(Stored entries)
****************************************

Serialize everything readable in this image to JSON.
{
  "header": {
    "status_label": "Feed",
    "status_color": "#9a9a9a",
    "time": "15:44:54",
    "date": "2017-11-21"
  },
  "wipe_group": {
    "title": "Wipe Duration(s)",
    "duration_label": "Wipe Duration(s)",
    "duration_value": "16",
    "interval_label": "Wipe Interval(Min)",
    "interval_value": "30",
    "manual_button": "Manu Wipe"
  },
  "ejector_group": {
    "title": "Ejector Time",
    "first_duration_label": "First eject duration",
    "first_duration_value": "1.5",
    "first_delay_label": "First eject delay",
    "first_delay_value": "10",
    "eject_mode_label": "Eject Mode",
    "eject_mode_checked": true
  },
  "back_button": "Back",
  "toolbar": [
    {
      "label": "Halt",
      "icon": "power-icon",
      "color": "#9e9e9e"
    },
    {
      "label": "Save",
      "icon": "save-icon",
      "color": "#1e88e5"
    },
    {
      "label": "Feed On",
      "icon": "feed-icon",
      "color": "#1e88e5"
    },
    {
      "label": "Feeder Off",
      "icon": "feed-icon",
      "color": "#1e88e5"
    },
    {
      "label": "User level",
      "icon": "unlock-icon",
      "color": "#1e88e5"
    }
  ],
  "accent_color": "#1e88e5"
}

****************************************

-- Task statement --
Every line of the listing that holds "title" is to be counted; give only the resulting number.

-- Solution to this exercise --
2